— begin —

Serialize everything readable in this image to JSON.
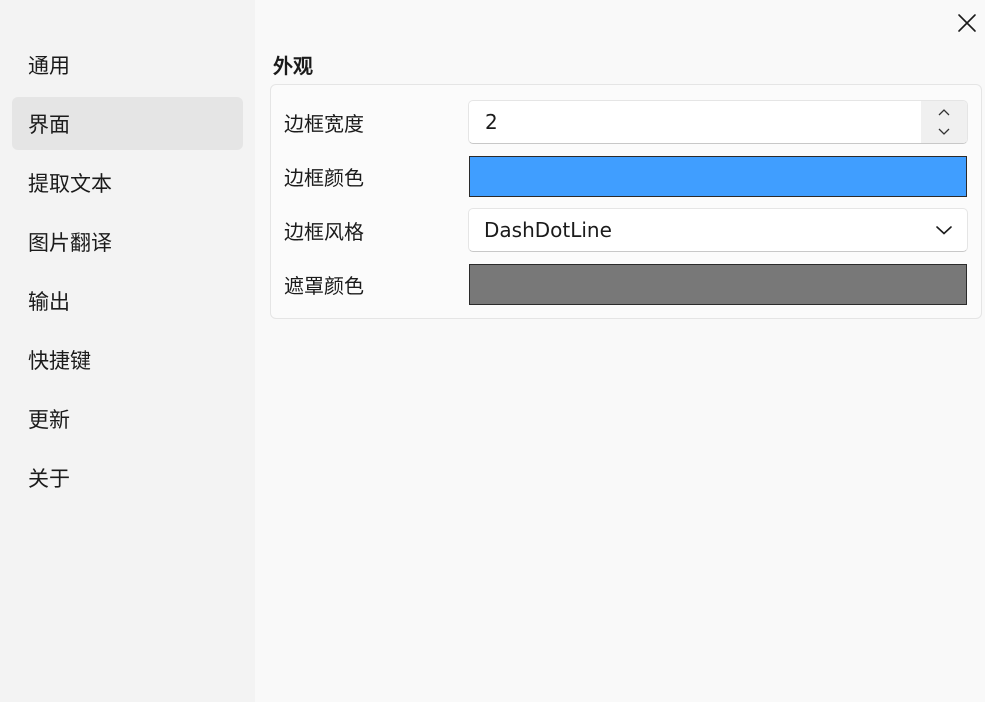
{
  "sidebar": {
    "items": [
      {
        "label": "通用"
      },
      {
        "label": "界面"
      },
      {
        "label": "提取文本"
      },
      {
        "label": "图片翻译"
      },
      {
        "label": "输出"
      },
      {
        "label": "快捷键"
      },
      {
        "label": "更新"
      },
      {
        "label": "关于"
      }
    ],
    "active_index": 1
  },
  "main": {
    "section_title": "外观",
    "border_width": {
      "label": "边框宽度",
      "value": "2"
    },
    "border_color": {
      "label": "边框颜色",
      "color": "#409eff"
    },
    "border_style": {
      "label": "边框风格",
      "value": "DashDotLine"
    },
    "mask_color": {
      "label": "遮罩颜色",
      "color": "#787878"
    }
  },
  "icons": {
    "close": "close-icon",
    "spin_up": "chevron-up-icon",
    "spin_down": "chevron-down-icon",
    "combo": "chevron-down-icon"
  }
}
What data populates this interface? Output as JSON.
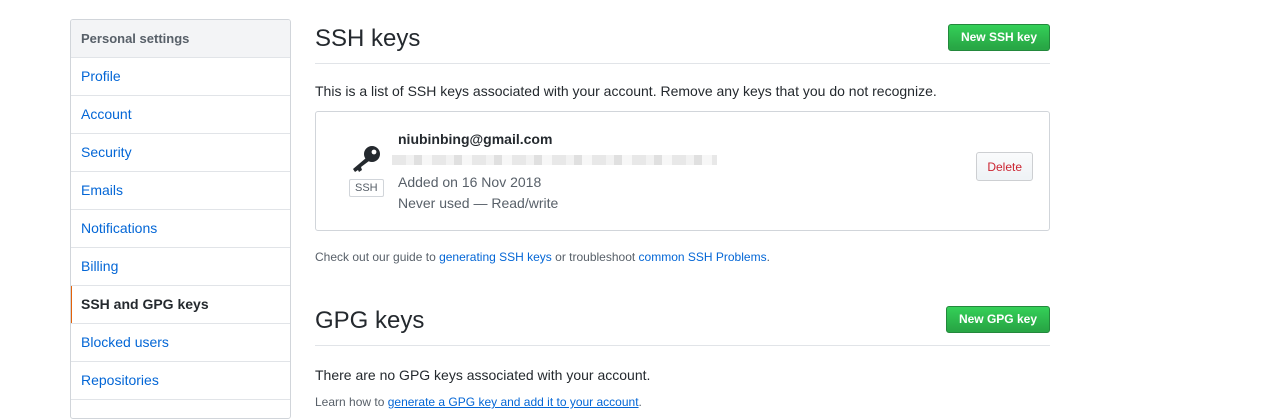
{
  "sidebar": {
    "header": "Personal settings",
    "items": [
      {
        "label": "Profile"
      },
      {
        "label": "Account"
      },
      {
        "label": "Security"
      },
      {
        "label": "Emails"
      },
      {
        "label": "Notifications"
      },
      {
        "label": "Billing"
      },
      {
        "label": "SSH and GPG keys",
        "selected": true
      },
      {
        "label": "Blocked users"
      },
      {
        "label": "Repositories"
      }
    ]
  },
  "ssh": {
    "title": "SSH keys",
    "new_button": "New SSH key",
    "description": "This is a list of SSH keys associated with your account. Remove any keys that you do not recognize.",
    "key": {
      "title": "niubinbing@gmail.com",
      "badge": "SSH",
      "added": "Added on 16 Nov 2018",
      "usage": "Never used — Read/write",
      "delete_button": "Delete"
    },
    "note": {
      "prefix": "Check out our guide to ",
      "link1": "generating SSH keys",
      "middle": " or troubleshoot ",
      "link2": "common SSH Problems",
      "suffix": "."
    }
  },
  "gpg": {
    "title": "GPG keys",
    "new_button": "New GPG key",
    "description": "There are no GPG keys associated with your account.",
    "note": {
      "prefix": "Learn how to ",
      "link": "generate a GPG key and add it to your account",
      "suffix": "."
    }
  },
  "colors": {
    "accent_green": "#28a745",
    "link_blue": "#0366d6",
    "selected_marker": "#e36209",
    "danger_red": "#cb2431"
  }
}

— end —

## [TASK PROMPT]
Reproduce all entries without any change, and omit the pictures.

## [TASK RESULT]
Serialize everything readable in this image to JSON.
{
  "sidebar": {
    "items": [
      {
        "label": "通用"
      },
      {
        "label": "界面"
      },
      {
        "label": "提取文本"
      },
      {
        "label": "图片翻译"
      },
      {
        "label": "输出"
      },
      {
        "label": "快捷键"
      },
      {
        "label": "更新"
      },
      {
        "label": "关于"
      }
    ],
    "active_index": 1
  },
  "main": {
    "section_title": "外观",
    "border_width": {
      "label": "边框宽度",
      "value": "2"
    },
    "border_color": {
      "label": "边框颜色",
      "color": "#409eff"
    },
    "border_style": {
      "label": "边框风格",
      "value": "DashDotLine"
    },
    "mask_color": {
      "label": "遮罩颜色",
      "color": "#787878"
    }
  },
  "icons": {
    "close": "close-icon",
    "spin_up": "chevron-up-icon",
    "spin_down": "chevron-down-icon",
    "combo": "chevron-down-icon"
  }
}
What data populates this interface? Output as JSON.
{
  "sidebar": {
    "header": "Personal settings",
    "items": [
      {
        "label": "Profile"
      },
      {
        "label": "Account"
      },
      {
        "label": "Security"
      },
      {
        "label": "Emails"
      },
      {
        "label": "Notifications"
      },
      {
        "label": "Billing"
      },
      {
        "label": "SSH and GPG keys",
        "selected": true
      },
      {
        "label": "Blocked users"
      },
      {
        "label": "Repositories"
      }
    ]
  },
  "ssh": {
    "title": "SSH keys",
    "new_button": "New SSH key",
    "description": "This is a list of SSH keys associated with your account. Remove any keys that you do not recognize.",
    "key": {
      "title": "niubinbing@gmail.com",
      "badge": "SSH",
      "added": "Added on 16 Nov 2018",
      "usage": "Never used — Read/write",
      "delete_button": "Delete"
    },
    "note": {
      "prefix": "Check out our guide to ",
      "link1": "generating SSH keys",
      "middle": " or troubleshoot ",
      "link2": "common SSH Problems",
      "suffix": "."
    }
  },
  "gpg": {
    "title": "GPG keys",
    "new_button": "New GPG key",
    "description": "There are no GPG keys associated with your account.",
    "note": {
      "prefix": "Learn how to ",
      "link": "generate a GPG key and add it to your account",
      "suffix": "."
    }
  },
  "colors": {
    "accent_green": "#28a745",
    "link_blue": "#0366d6",
    "selected_marker": "#e36209",
    "danger_red": "#cb2431"
  }
}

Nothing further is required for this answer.